[TASK REQUIREMENTS]
Word for word, quote all of the material, omitting the pictures.

(Collection entries)
——
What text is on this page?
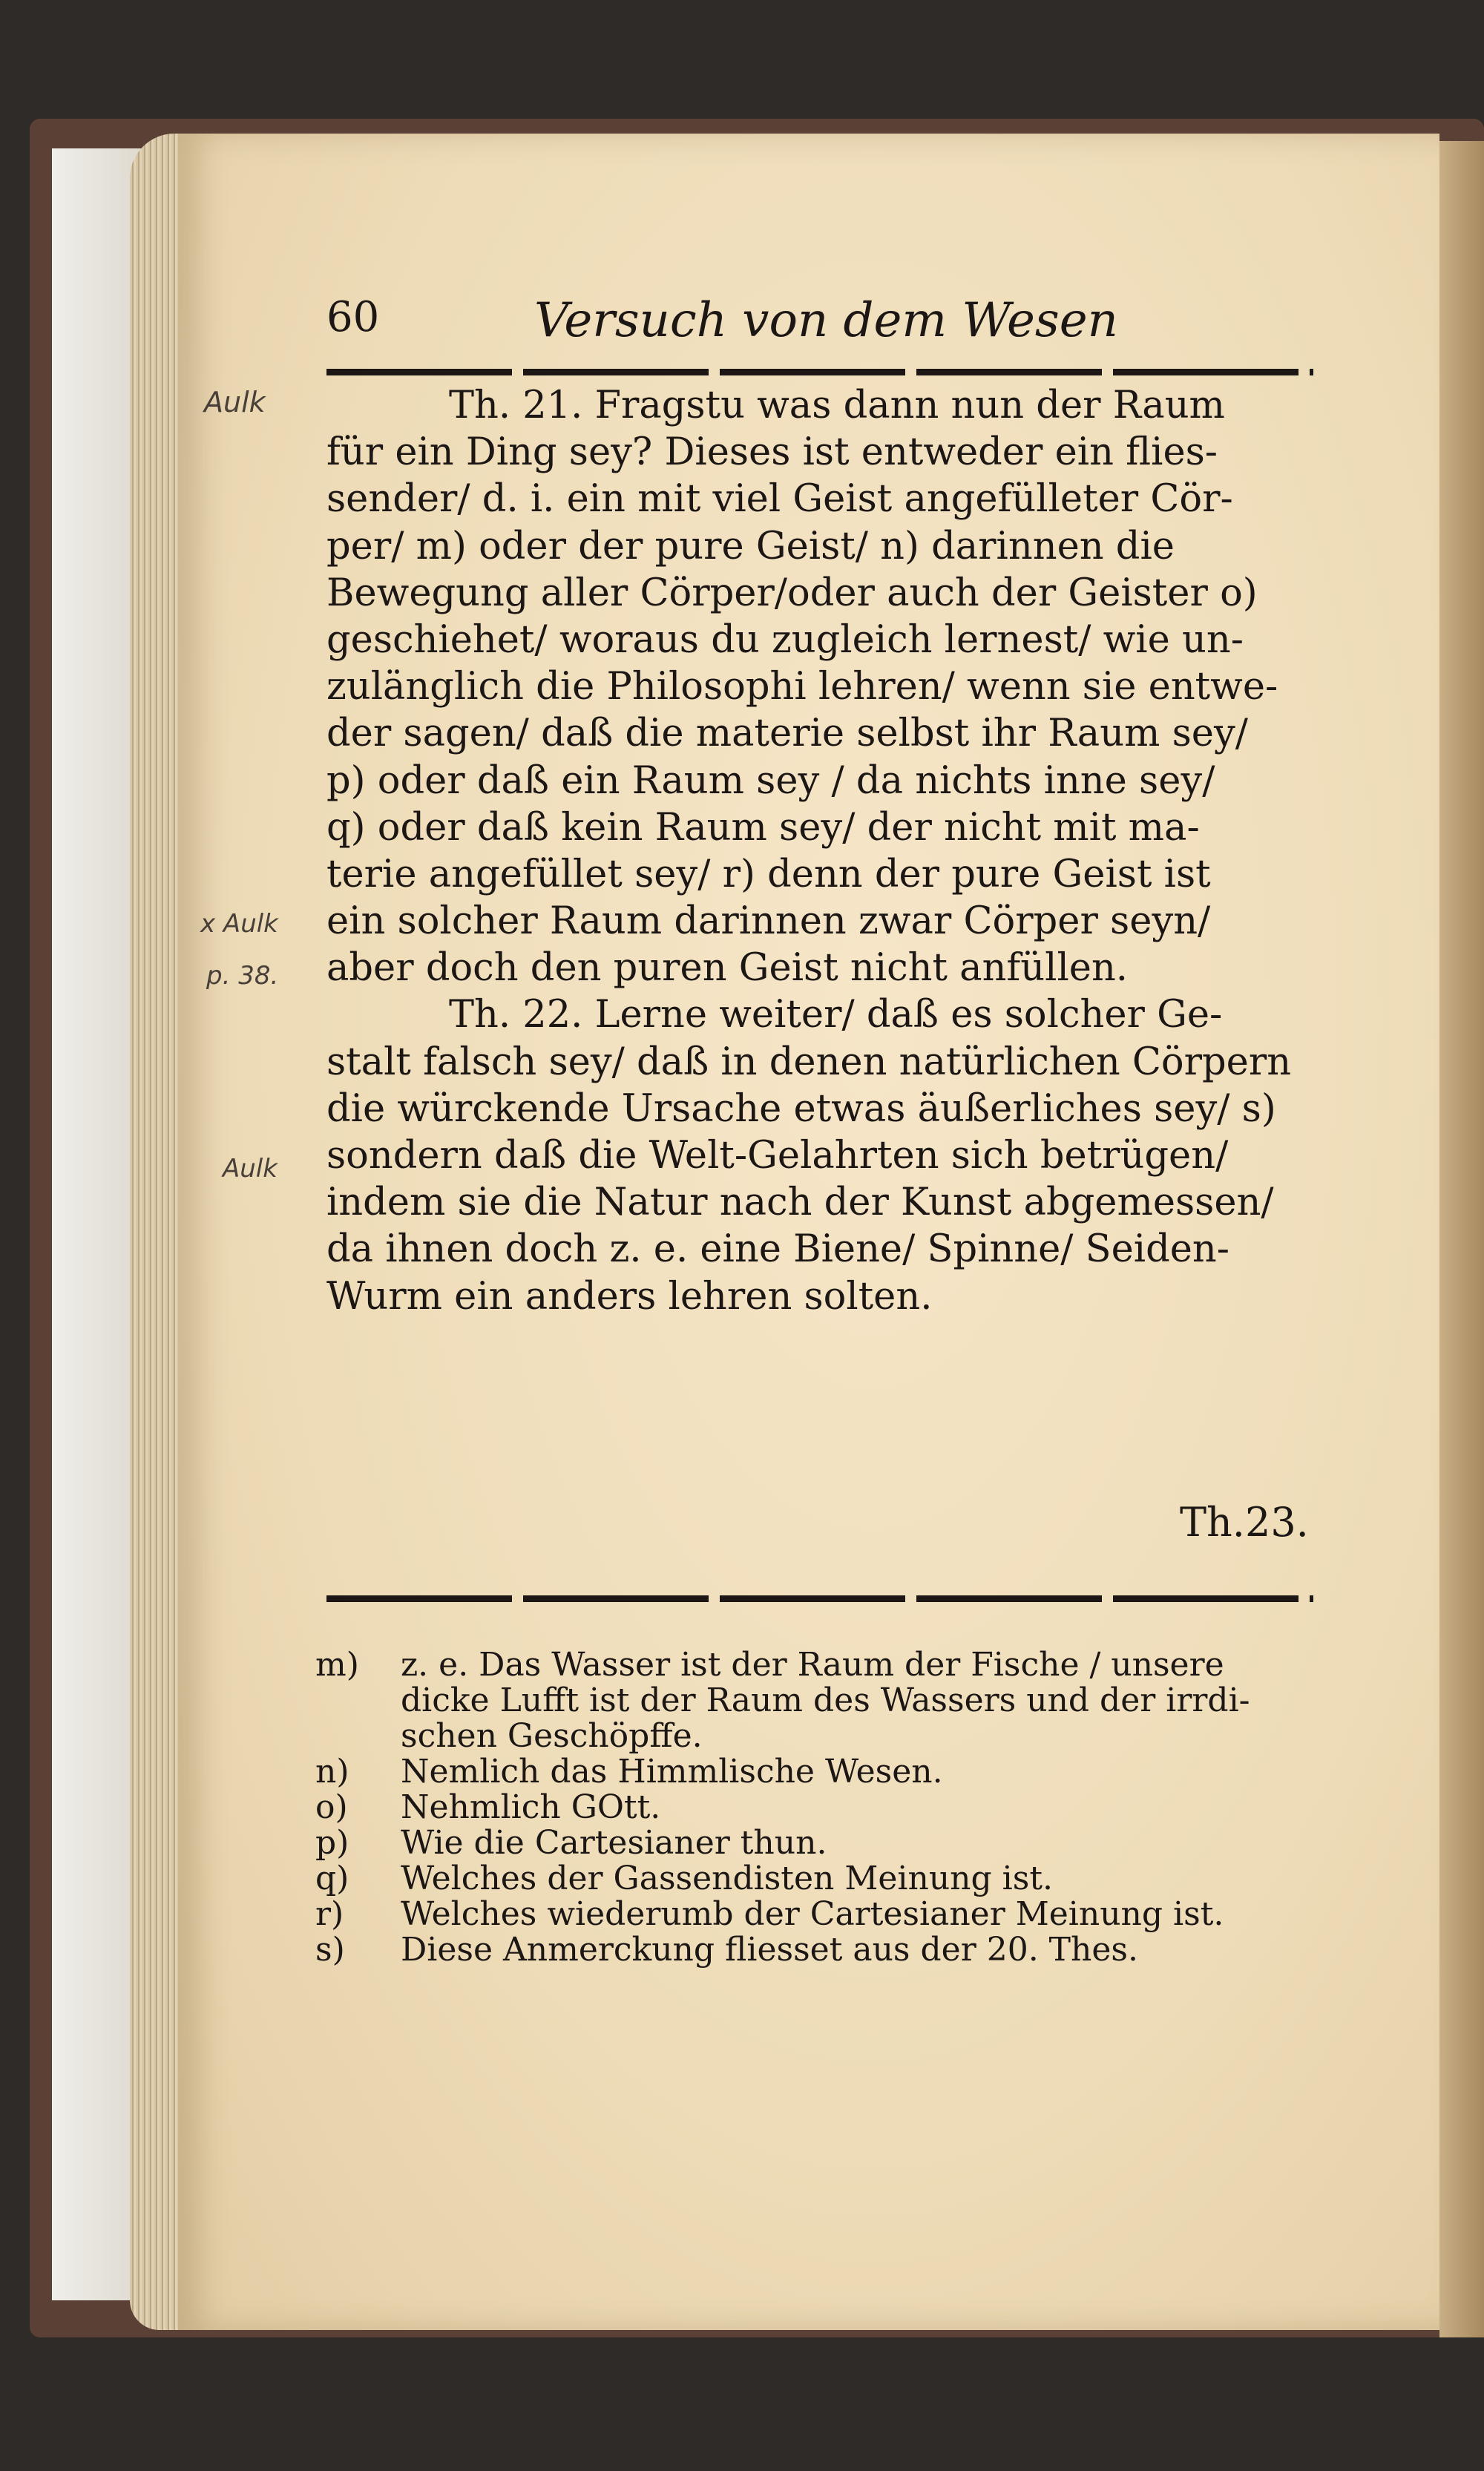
60	Versuch von dem Wesen
Th. 21. Fragstu was dann nun der Raum
für ein Ding sey? Dieses ist entweder ein flies-
sender/ d. i. ein mit viel Geist angefülleter Cör-
per/ m) oder der pure Geist/ n) darinnen die
Bewegung aller Cörper/oder auch der Geister o)
geschiehet/ woraus du zugleich lernest/ wie un-
zulänglich die Philosophi lehren/ wenn sie entwe-
der sagen/ daß die materie selbst ihr Raum sey/
p) oder daß ein Raum sey / da nichts inne sey/
q) oder daß kein Raum sey/ der nicht mit ma-
terie angefüllet sey/ r) denn der pure Geist ist
ein solcher Raum darinnen zwar Cörper seyn/
aber doch den puren Geist nicht anfüllen.
Th. 22. Lerne weiter/ daß es solcher Ge-
stalt falsch sey/ daß in denen natürlichen Cörpern
die würckende Ursache etwas äußerliches sey/ s)
sondern daß die Welt-Gelahrten sich betrügen/
indem sie die Natur nach der Kunst abgemessen/
da ihnen doch z. e. eine Biene/ Spinne/ Seiden-
Wurm ein anders lehren solten.
Th.23.
m)	z. e. Das Wasser ist der Raum der Fische / unsere
dicke Lufft ist der Raum des Wassers und der irrdi-
schen Geschöpffe.
n)	Nemlich das Himmlische Wesen.
o)	Nehmlich GOtt.
p)	Wie die Cartesianer thun.
q)	Welches der Gassendisten Meinung ist.
r)	Welches wiederumb der Cartesianer Meinung ist.
s)	Diese Anmerckung fliesset aus der 20. Thes.
Aulk
x Aulk
p. 38.
Aulk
——
[PROBLEM SOLUTION]
What text is on this page?
60	Versuch von dem Wesen
Th. 21. Fragstu was dann nun der Raum
für ein Ding sey? Dieses ist entweder ein flies-
sender/ d. i. ein mit viel Geist angefülleter Cör-
per/ m) oder der pure Geist/ n) darinnen die
Bewegung aller Cörper/oder auch der Geister o)
geschiehet/ woraus du zugleich lernest/ wie un-
zulänglich die Philosophi lehren/ wenn sie entwe-
der sagen/ daß die materie selbst ihr Raum sey/
p) oder daß ein Raum sey / da nichts inne sey/
q) oder daß kein Raum sey/ der nicht mit ma-
terie angefüllet sey/ r) denn der pure Geist ist
ein solcher Raum darinnen zwar Cörper seyn/
aber doch den puren Geist nicht anfüllen.
Th. 22. Lerne weiter/ daß es solcher Ge-
stalt falsch sey/ daß in denen natürlichen Cörpern
die würckende Ursache etwas äußerliches sey/ s)
sondern daß die Welt-Gelahrten sich betrügen/
indem sie die Natur nach der Kunst abgemessen/
da ihnen doch z. e. eine Biene/ Spinne/ Seiden-
Wurm ein anders lehren solten.
Th.23.
m)	z. e. Das Wasser ist der Raum der Fische / unsere
dicke Lufft ist der Raum des Wassers und der irrdi-
schen Geschöpffe.
n)	Nemlich das Himmlische Wesen.
o)	Nehmlich GOtt.
p)	Wie die Cartesianer thun.
q)	Welches der Gassendisten Meinung ist.
r)	Welches wiederumb der Cartesianer Meinung ist.
s)	Diese Anmerckung fliesset aus der 20. Thes.
Aulk
x Aulk
p. 38.
Aulk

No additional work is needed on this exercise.